- Task description
Count the lines in the entries below that include the word "color". Give nothing but the number.

- Listed records
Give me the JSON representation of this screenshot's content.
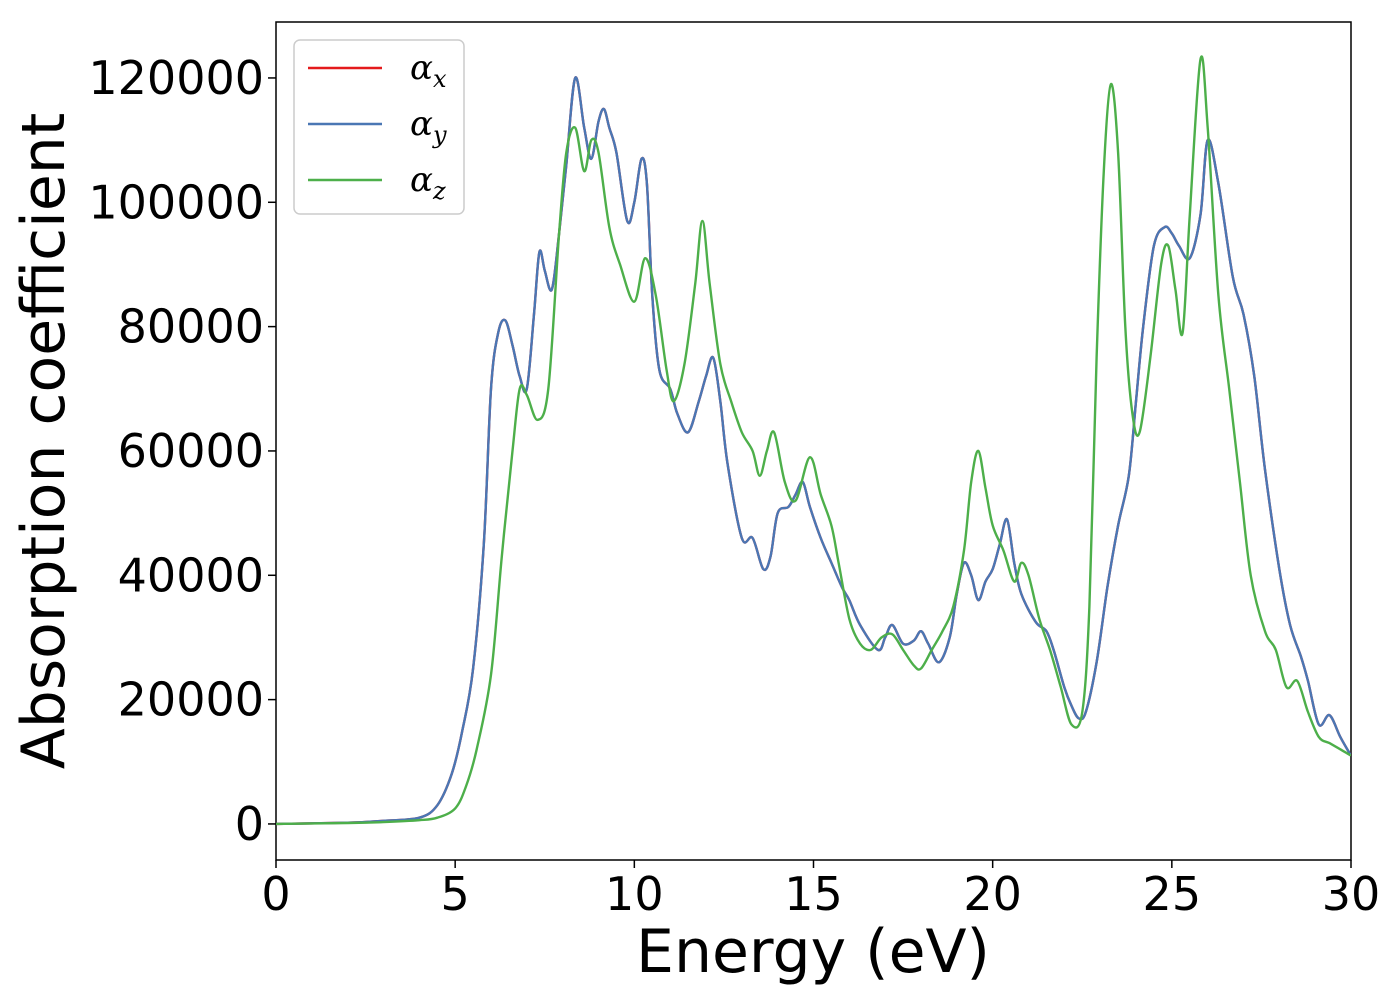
{
  "chart_data": {
    "type": "line",
    "title": "",
    "xlabel": "Energy (eV)",
    "ylabel": "Absorption coefficient",
    "xlim": [
      0,
      30
    ],
    "ylim": [
      -5800,
      129000
    ],
    "xticks": [
      0,
      5,
      10,
      15,
      20,
      25,
      30
    ],
    "xtick_labels": [
      "0",
      "5",
      "10",
      "15",
      "20",
      "25",
      "30"
    ],
    "yticks": [
      0,
      20000,
      40000,
      60000,
      80000,
      100000,
      120000
    ],
    "ytick_labels": [
      "0",
      "20000",
      "40000",
      "60000",
      "80000",
      "100000",
      "120000"
    ],
    "grid": false,
    "legend_position": "top-left",
    "series": [
      {
        "name": "α_x",
        "greek": "α",
        "sub": "x",
        "color": "#e41a1c",
        "x": [
          0,
          2,
          3,
          4,
          4.5,
          4.9,
          5.2,
          5.5,
          5.8,
          6.0,
          6.2,
          6.4,
          6.6,
          6.8,
          7.0,
          7.2,
          7.35,
          7.5,
          7.7,
          7.9,
          8.1,
          8.35,
          8.6,
          8.8,
          9.0,
          9.15,
          9.3,
          9.5,
          9.8,
          10.0,
          10.2,
          10.35,
          10.5,
          10.7,
          11.0,
          11.2,
          11.5,
          11.8,
          12.0,
          12.2,
          12.4,
          12.6,
          13.0,
          13.3,
          13.6,
          13.8,
          14.0,
          14.3,
          14.5,
          14.7,
          14.9,
          15.2,
          15.5,
          15.8,
          16.0,
          16.3,
          16.8,
          17.0,
          17.2,
          17.5,
          17.8,
          18.0,
          18.2,
          18.5,
          18.8,
          19.0,
          19.2,
          19.4,
          19.6,
          19.8,
          20.0,
          20.2,
          20.4,
          20.6,
          20.8,
          21.2,
          21.5,
          21.7,
          22.0,
          22.2,
          22.4,
          22.6,
          22.9,
          23.2,
          23.5,
          23.8,
          24.0,
          24.2,
          24.5,
          24.8,
          25.0,
          25.2,
          25.5,
          25.8,
          26.0,
          26.3,
          26.7,
          27.0,
          27.3,
          27.6,
          28.0,
          28.3,
          28.6,
          28.8,
          29.1,
          29.4,
          29.7,
          30.0
        ],
        "y": [
          0,
          200,
          500,
          1000,
          3000,
          8000,
          15000,
          25000,
          45000,
          70000,
          79000,
          81000,
          77000,
          72000,
          70000,
          82000,
          92000,
          89000,
          86000,
          95000,
          106000,
          120000,
          112000,
          107000,
          113000,
          115000,
          112000,
          108000,
          97000,
          100000,
          107000,
          103000,
          85000,
          73000,
          70000,
          66000,
          63000,
          68000,
          72000,
          75000,
          68000,
          58000,
          46000,
          46000,
          41000,
          43000,
          50000,
          51000,
          53000,
          55000,
          51000,
          46000,
          42000,
          38000,
          36000,
          32000,
          28000,
          30000,
          32000,
          29000,
          29500,
          31000,
          29000,
          26000,
          30000,
          37000,
          42000,
          40000,
          36000,
          39000,
          41000,
          45000,
          49000,
          42000,
          37000,
          32500,
          31000,
          28000,
          22000,
          19000,
          17000,
          18000,
          26000,
          38000,
          48000,
          56000,
          68000,
          80000,
          93000,
          96000,
          95000,
          93000,
          91000,
          98000,
          110000,
          103000,
          88000,
          82000,
          72000,
          57000,
          41000,
          32000,
          27000,
          23000,
          16000,
          17500,
          14000,
          11000
        ]
      },
      {
        "name": "α_y",
        "greek": "α",
        "sub": "y",
        "color": "#4a77b4",
        "x": [
          0,
          2,
          3,
          4,
          4.5,
          4.9,
          5.2,
          5.5,
          5.8,
          6.0,
          6.2,
          6.4,
          6.6,
          6.8,
          7.0,
          7.2,
          7.35,
          7.5,
          7.7,
          7.9,
          8.1,
          8.35,
          8.6,
          8.8,
          9.0,
          9.15,
          9.3,
          9.5,
          9.8,
          10.0,
          10.2,
          10.35,
          10.5,
          10.7,
          11.0,
          11.2,
          11.5,
          11.8,
          12.0,
          12.2,
          12.4,
          12.6,
          13.0,
          13.3,
          13.6,
          13.8,
          14.0,
          14.3,
          14.5,
          14.7,
          14.9,
          15.2,
          15.5,
          15.8,
          16.0,
          16.3,
          16.8,
          17.0,
          17.2,
          17.5,
          17.8,
          18.0,
          18.2,
          18.5,
          18.8,
          19.0,
          19.2,
          19.4,
          19.6,
          19.8,
          20.0,
          20.2,
          20.4,
          20.6,
          20.8,
          21.2,
          21.5,
          21.7,
          22.0,
          22.2,
          22.4,
          22.6,
          22.9,
          23.2,
          23.5,
          23.8,
          24.0,
          24.2,
          24.5,
          24.8,
          25.0,
          25.2,
          25.5,
          25.8,
          26.0,
          26.3,
          26.7,
          27.0,
          27.3,
          27.6,
          28.0,
          28.3,
          28.6,
          28.8,
          29.1,
          29.4,
          29.7,
          30.0
        ],
        "y": [
          0,
          200,
          500,
          1000,
          3000,
          8000,
          15000,
          25000,
          45000,
          70000,
          79000,
          81000,
          77000,
          72000,
          70000,
          82000,
          92000,
          89000,
          86000,
          95000,
          106000,
          120000,
          112000,
          107000,
          113000,
          115000,
          112000,
          108000,
          97000,
          100000,
          107000,
          103000,
          85000,
          73000,
          70000,
          66000,
          63000,
          68000,
          72000,
          75000,
          68000,
          58000,
          46000,
          46000,
          41000,
          43000,
          50000,
          51000,
          53000,
          55000,
          51000,
          46000,
          42000,
          38000,
          36000,
          32000,
          28000,
          30000,
          32000,
          29000,
          29500,
          31000,
          29000,
          26000,
          30000,
          37000,
          42000,
          40000,
          36000,
          39000,
          41000,
          45000,
          49000,
          42000,
          37000,
          32500,
          31000,
          28000,
          22000,
          19000,
          17000,
          18000,
          26000,
          38000,
          48000,
          56000,
          68000,
          80000,
          93000,
          96000,
          95000,
          93000,
          91000,
          98000,
          110000,
          103000,
          88000,
          82000,
          72000,
          57000,
          41000,
          32000,
          27000,
          23000,
          16000,
          17500,
          14000,
          11000
        ]
      },
      {
        "name": "α_z",
        "greek": "α",
        "sub": "z",
        "color": "#4daf4a",
        "x": [
          0,
          2,
          3,
          4,
          4.5,
          5.0,
          5.3,
          5.6,
          6.0,
          6.3,
          6.6,
          6.8,
          7.0,
          7.3,
          7.6,
          7.9,
          8.1,
          8.35,
          8.6,
          8.8,
          9.0,
          9.3,
          9.6,
          10.0,
          10.3,
          10.6,
          10.9,
          11.1,
          11.4,
          11.7,
          11.9,
          12.1,
          12.4,
          12.7,
          13.0,
          13.3,
          13.5,
          13.7,
          13.9,
          14.2,
          14.5,
          14.9,
          15.2,
          15.5,
          15.7,
          16.0,
          16.3,
          16.6,
          16.9,
          17.2,
          17.5,
          17.8,
          18.0,
          18.3,
          18.6,
          18.9,
          19.2,
          19.4,
          19.6,
          19.8,
          20.0,
          20.3,
          20.6,
          20.8,
          21.0,
          21.3,
          21.6,
          21.9,
          22.2,
          22.5,
          22.7,
          22.9,
          23.1,
          23.3,
          23.5,
          23.7,
          23.9,
          24.1,
          24.4,
          24.7,
          24.9,
          25.1,
          25.3,
          25.5,
          25.8,
          26.0,
          26.3,
          26.6,
          26.9,
          27.2,
          27.6,
          27.9,
          28.2,
          28.5,
          28.8,
          29.1,
          29.4,
          29.7,
          30.0
        ],
        "y": [
          0,
          150,
          300,
          600,
          1000,
          2500,
          6000,
          12000,
          24000,
          43000,
          60000,
          70000,
          69000,
          65000,
          70000,
          95000,
          108000,
          112000,
          105000,
          110000,
          108000,
          96000,
          90000,
          84000,
          91000,
          85000,
          73000,
          68000,
          74000,
          87000,
          97000,
          87000,
          74000,
          68000,
          63000,
          60000,
          56000,
          60000,
          63000,
          55000,
          52000,
          59000,
          53000,
          48000,
          42000,
          33000,
          29000,
          28000,
          30000,
          30500,
          28000,
          25500,
          25000,
          28000,
          31000,
          35000,
          44000,
          55000,
          60000,
          54000,
          48000,
          44000,
          39000,
          42000,
          40000,
          33000,
          28000,
          22000,
          16000,
          18000,
          35000,
          75000,
          105000,
          119000,
          108000,
          80000,
          66000,
          63000,
          75000,
          90000,
          93000,
          86000,
          79000,
          98000,
          123000,
          112000,
          85000,
          70000,
          55000,
          40000,
          31000,
          28000,
          22000,
          23000,
          18000,
          14000,
          13000,
          12000,
          11000
        ]
      }
    ]
  }
}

- The response
3